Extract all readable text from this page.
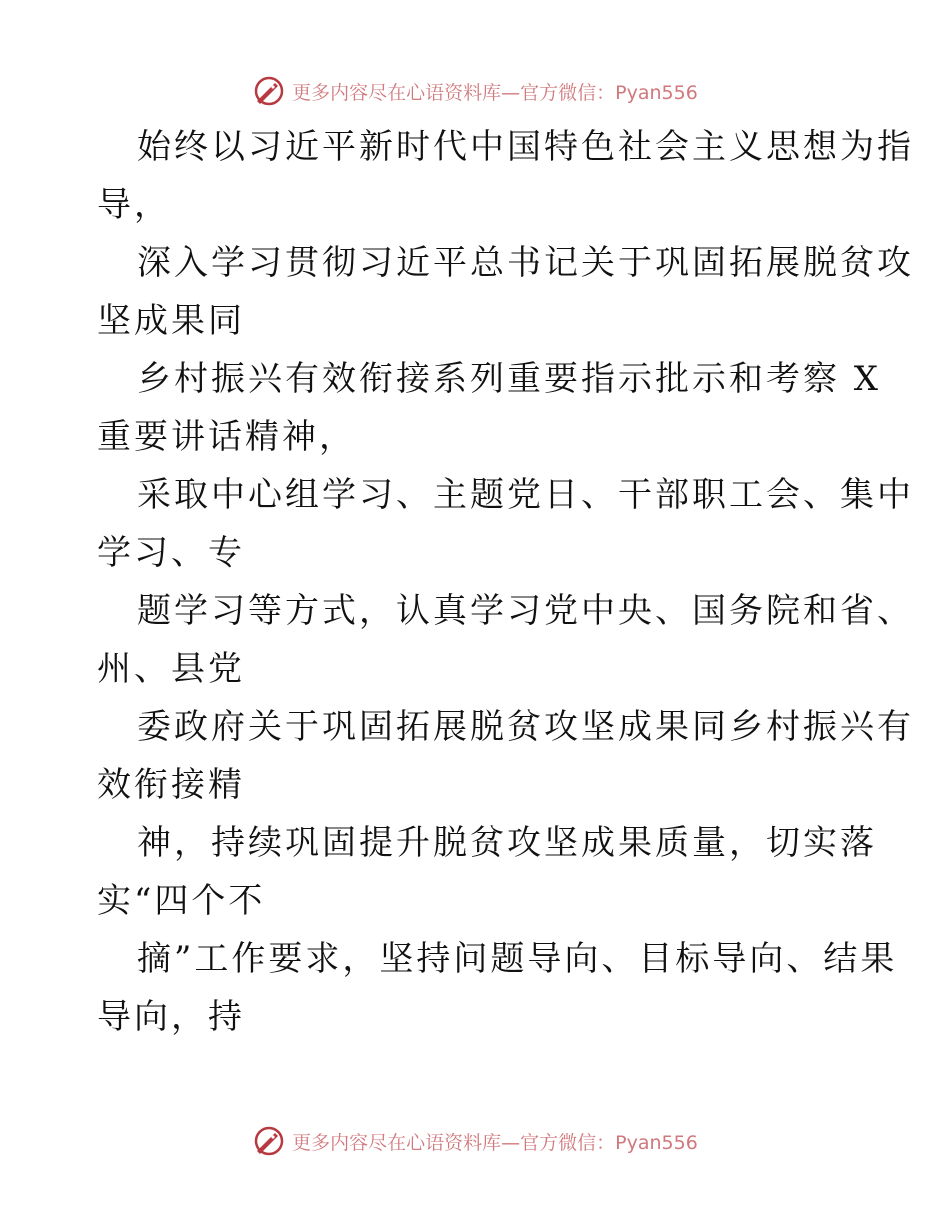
更多内容尽在心语资料库—官方微信：Pyan556

始终以习近平新时代中国特色社会主义思想为指
导，

深入学习贯彻习近平总书记关于巩固拓展脱贫攻
坚成果同

乡村振兴有效衔接系列重要指示批示和考察 X
重要讲话精神，

采取中心组学习、主题党日、干部职工会、集中
学习、专

题学习等方式，认真学习党中央、国务院和省、
州、县党

委政府关于巩固拓展脱贫攻坚成果同乡村振兴有
效衔接精

神，持续巩固提升脱贫攻坚成果质量，切实落
实“四个不

摘”工作要求，坚持问题导向、目标导向、结果
导向，持

更多内容尽在心语资料库—官方微信：Pyan556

☆ ☆ ☆ ☆

* **What you should do**: Write the full listing out again with every line unchanged, but include no pictures.

* **Exercise output**:
Extract all readable text from this page.
更多内容尽在心语资料库—官方微信：Pyan556

始终以习近平新时代中国特色社会主义思想为指
导，

深入学习贯彻习近平总书记关于巩固拓展脱贫攻
坚成果同

乡村振兴有效衔接系列重要指示批示和考察 X
重要讲话精神，

采取中心组学习、主题党日、干部职工会、集中
学习、专

题学习等方式，认真学习党中央、国务院和省、
州、县党

委政府关于巩固拓展脱贫攻坚成果同乡村振兴有
效衔接精

神，持续巩固提升脱贫攻坚成果质量，切实落
实“四个不

摘”工作要求，坚持问题导向、目标导向、结果
导向，持

更多内容尽在心语资料库—官方微信：Pyan556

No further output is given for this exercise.